* **Dataset rows**
══════

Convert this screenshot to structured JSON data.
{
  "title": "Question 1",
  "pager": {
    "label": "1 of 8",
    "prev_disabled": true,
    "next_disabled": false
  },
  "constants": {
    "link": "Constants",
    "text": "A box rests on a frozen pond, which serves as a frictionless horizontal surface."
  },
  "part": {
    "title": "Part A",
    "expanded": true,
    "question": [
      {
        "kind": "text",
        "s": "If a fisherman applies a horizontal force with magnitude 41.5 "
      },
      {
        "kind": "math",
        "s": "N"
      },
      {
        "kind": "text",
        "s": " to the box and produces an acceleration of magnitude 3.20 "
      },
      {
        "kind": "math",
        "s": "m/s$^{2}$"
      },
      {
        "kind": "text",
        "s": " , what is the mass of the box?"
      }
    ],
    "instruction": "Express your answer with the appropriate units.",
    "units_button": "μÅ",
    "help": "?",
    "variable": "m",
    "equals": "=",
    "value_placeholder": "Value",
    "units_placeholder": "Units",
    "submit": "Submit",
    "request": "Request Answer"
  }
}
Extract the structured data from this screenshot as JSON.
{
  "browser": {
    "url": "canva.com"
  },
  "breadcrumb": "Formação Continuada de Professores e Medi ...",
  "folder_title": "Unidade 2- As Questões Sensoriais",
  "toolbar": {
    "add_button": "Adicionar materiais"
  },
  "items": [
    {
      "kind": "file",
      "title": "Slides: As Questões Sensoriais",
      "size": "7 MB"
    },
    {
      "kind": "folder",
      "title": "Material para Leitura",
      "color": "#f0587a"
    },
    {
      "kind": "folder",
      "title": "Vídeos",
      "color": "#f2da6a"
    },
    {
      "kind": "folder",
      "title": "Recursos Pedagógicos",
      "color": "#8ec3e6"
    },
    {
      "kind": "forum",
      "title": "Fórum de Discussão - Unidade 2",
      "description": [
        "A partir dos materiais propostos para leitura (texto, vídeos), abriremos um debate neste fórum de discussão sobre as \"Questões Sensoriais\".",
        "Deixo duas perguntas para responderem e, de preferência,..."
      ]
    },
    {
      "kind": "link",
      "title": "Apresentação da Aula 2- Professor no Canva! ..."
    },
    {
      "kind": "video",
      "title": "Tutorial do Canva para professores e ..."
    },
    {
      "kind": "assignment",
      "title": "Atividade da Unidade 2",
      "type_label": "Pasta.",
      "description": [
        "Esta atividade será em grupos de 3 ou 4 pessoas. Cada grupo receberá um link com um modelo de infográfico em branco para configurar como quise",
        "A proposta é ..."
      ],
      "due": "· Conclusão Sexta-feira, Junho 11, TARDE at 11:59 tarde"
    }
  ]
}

══════

* **Written request**
Print every record exactly as it was given.

* **Exercise solution**
Convert this screenshot to structured JSON data.
{
  "title": "Question 1",
  "pager": {
    "label": "1 of 8",
    "prev_disabled": true,
    "next_disabled": false
  },
  "constants": {
    "link": "Constants",
    "text": "A box rests on a frozen pond, which serves as a frictionless horizontal surface."
  },
  "part": {
    "title": "Part A",
    "expanded": true,
    "question": [
      {
        "kind": "text",
        "s": "If a fisherman applies a horizontal force with magnitude 41.5 "
      },
      {
        "kind": "math",
        "s": "N"
      },
      {
        "kind": "text",
        "s": " to the box and produces an acceleration of magnitude 3.20 "
      },
      {
        "kind": "math",
        "s": "m/s$^{2}$"
      },
      {
        "kind": "text",
        "s": " , what is the mass of the box?"
      }
    ],
    "instruction": "Express your answer with the appropriate units.",
    "units_button": "μÅ",
    "help": "?",
    "variable": "m",
    "equals": "=",
    "value_placeholder": "Value",
    "units_placeholder": "Units",
    "submit": "Submit",
    "request": "Request Answer"
  }
}
Extract the structured data from this screenshot as JSON.
{
  "browser": {
    "url": "canva.com"
  },
  "breadcrumb": "Formação Continuada de Professores e Medi ...",
  "folder_title": "Unidade 2- As Questões Sensoriais",
  "toolbar": {
    "add_button": "Adicionar materiais"
  },
  "items": [
    {
      "kind": "file",
      "title": "Slides: As Questões Sensoriais",
      "size": "7 MB"
    },
    {
      "kind": "folder",
      "title": "Material para Leitura",
      "color": "#f0587a"
    },
    {
      "kind": "folder",
      "title": "Vídeos",
      "color": "#f2da6a"
    },
    {
      "kind": "folder",
      "title": "Recursos Pedagógicos",
      "color": "#8ec3e6"
    },
    {
      "kind": "forum",
      "title": "Fórum de Discussão - Unidade 2",
      "description": [
        "A partir dos materiais propostos para leitura (texto, vídeos), abriremos um debate neste fórum de discussão sobre as \"Questões Sensoriais\".",
        "Deixo duas perguntas para responderem e, de preferência,..."
      ]
    },
    {
      "kind": "link",
      "title": "Apresentação da Aula 2- Professor no Canva! ..."
    },
    {
      "kind": "video",
      "title": "Tutorial do Canva para professores e ..."
    },
    {
      "kind": "assignment",
      "title": "Atividade da Unidade 2",
      "type_label": "Pasta.",
      "description": [
        "Esta atividade será em grupos de 3 ou 4 pessoas. Cada grupo receberá um link com um modelo de infográfico em branco para configurar como quise",
        "A proposta é ..."
      ],
      "due": "· Conclusão Sexta-feira, Junho 11, TARDE at 11:59 tarde"
    }
  ]
}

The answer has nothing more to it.